[Records excerpted from a collection]
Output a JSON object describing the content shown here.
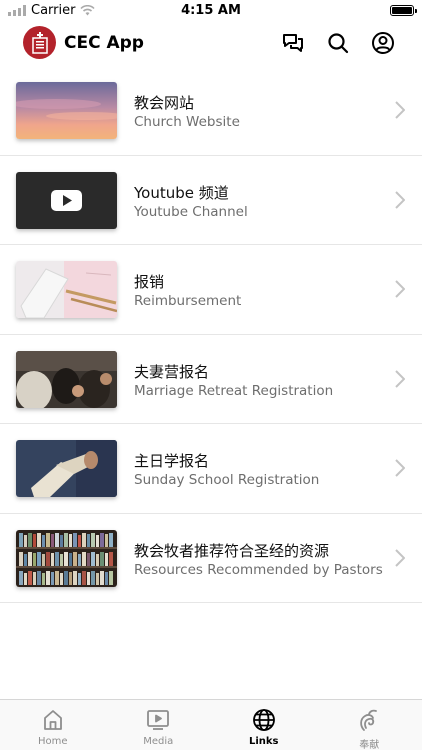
{
  "status_bar": {
    "carrier": "Carrier",
    "time": "4:15 AM"
  },
  "header": {
    "title": "CEC App"
  },
  "links": [
    {
      "title": "教会网站",
      "subtitle": "Church Website",
      "thumbnail": "sunset-sky"
    },
    {
      "title": "Youtube 频道",
      "subtitle": "Youtube Channel",
      "thumbnail": "youtube-play"
    },
    {
      "title": "报销",
      "subtitle": "Reimbursement",
      "thumbnail": "notebook-pens"
    },
    {
      "title": "夫妻营报名",
      "subtitle": "Marriage Retreat Registration",
      "thumbnail": "praying-people"
    },
    {
      "title": "主日学报名",
      "subtitle": "Sunday School Registration",
      "thumbnail": "open-bible"
    },
    {
      "title": "教会牧者推荐符合圣经的资源",
      "subtitle": "Resources Recommended by Pastors",
      "thumbnail": "bookshelf"
    }
  ],
  "tabs": [
    {
      "label": "Home",
      "icon": "home-icon"
    },
    {
      "label": "Media",
      "icon": "media-icon"
    },
    {
      "label": "Links",
      "icon": "globe-icon",
      "active": true
    },
    {
      "label": "奉献",
      "icon": "offering-icon"
    }
  ],
  "colors": {
    "brand": "#b3222b",
    "active_tab": "#000000",
    "inactive_tab": "#8e8e8e"
  }
}
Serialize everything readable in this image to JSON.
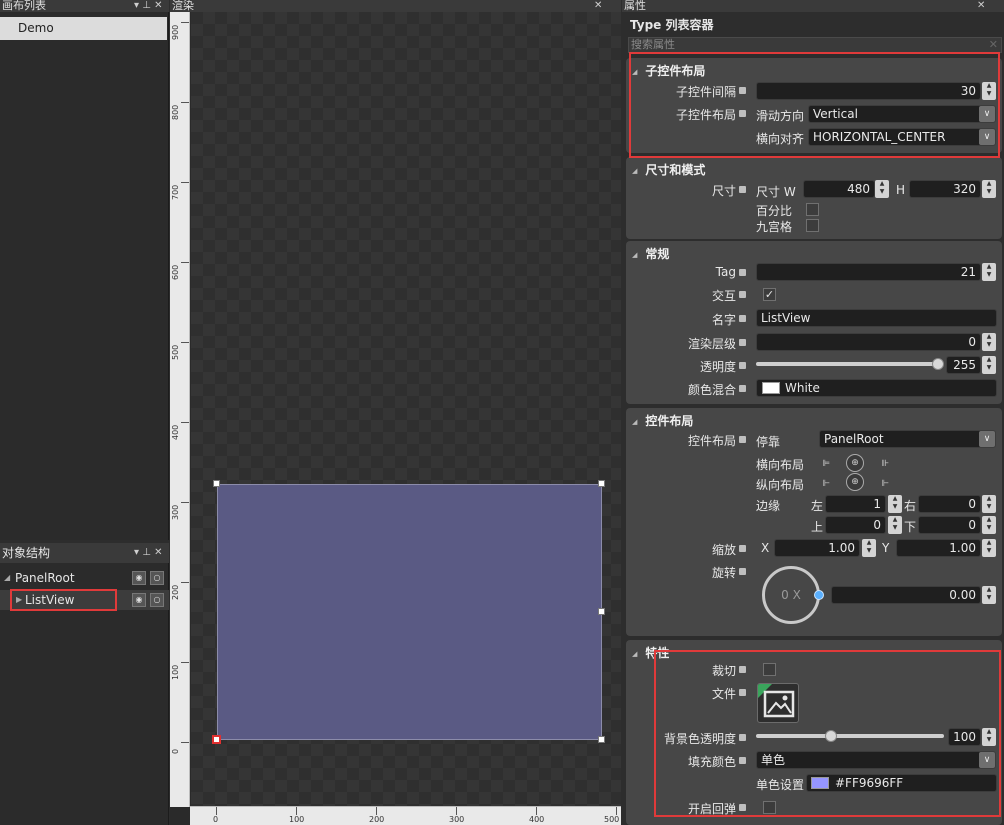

> Task requirements
Quote the preceding records in their entirety, excluding every picture.

> Reply
Output a JSON object describing the content shown here.
{
  "status_bar": {
    "carrier": "Carrier",
    "time": "4:15 AM"
  },
  "header": {
    "title": "CEC App"
  },
  "links": [
    {
      "title": "教会网站",
      "subtitle": "Church Website",
      "thumbnail": "sunset-sky"
    },
    {
      "title": "Youtube 频道",
      "subtitle": "Youtube Channel",
      "thumbnail": "youtube-play"
    },
    {
      "title": "报销",
      "subtitle": "Reimbursement",
      "thumbnail": "notebook-pens"
    },
    {
      "title": "夫妻营报名",
      "subtitle": "Marriage Retreat Registration",
      "thumbnail": "praying-people"
    },
    {
      "title": "主日学报名",
      "subtitle": "Sunday School Registration",
      "thumbnail": "open-bible"
    },
    {
      "title": "教会牧者推荐符合圣经的资源",
      "subtitle": "Resources Recommended by Pastors",
      "thumbnail": "bookshelf"
    }
  ],
  "tabs": [
    {
      "label": "Home",
      "icon": "home-icon"
    },
    {
      "label": "Media",
      "icon": "media-icon"
    },
    {
      "label": "Links",
      "icon": "globe-icon",
      "active": true
    },
    {
      "label": "奉献",
      "icon": "offering-icon"
    }
  ],
  "colors": {
    "brand": "#b3222b",
    "active_tab": "#000000",
    "inactive_tab": "#8e8e8e"
  }
}
Serialize everything readable in this image to JSON.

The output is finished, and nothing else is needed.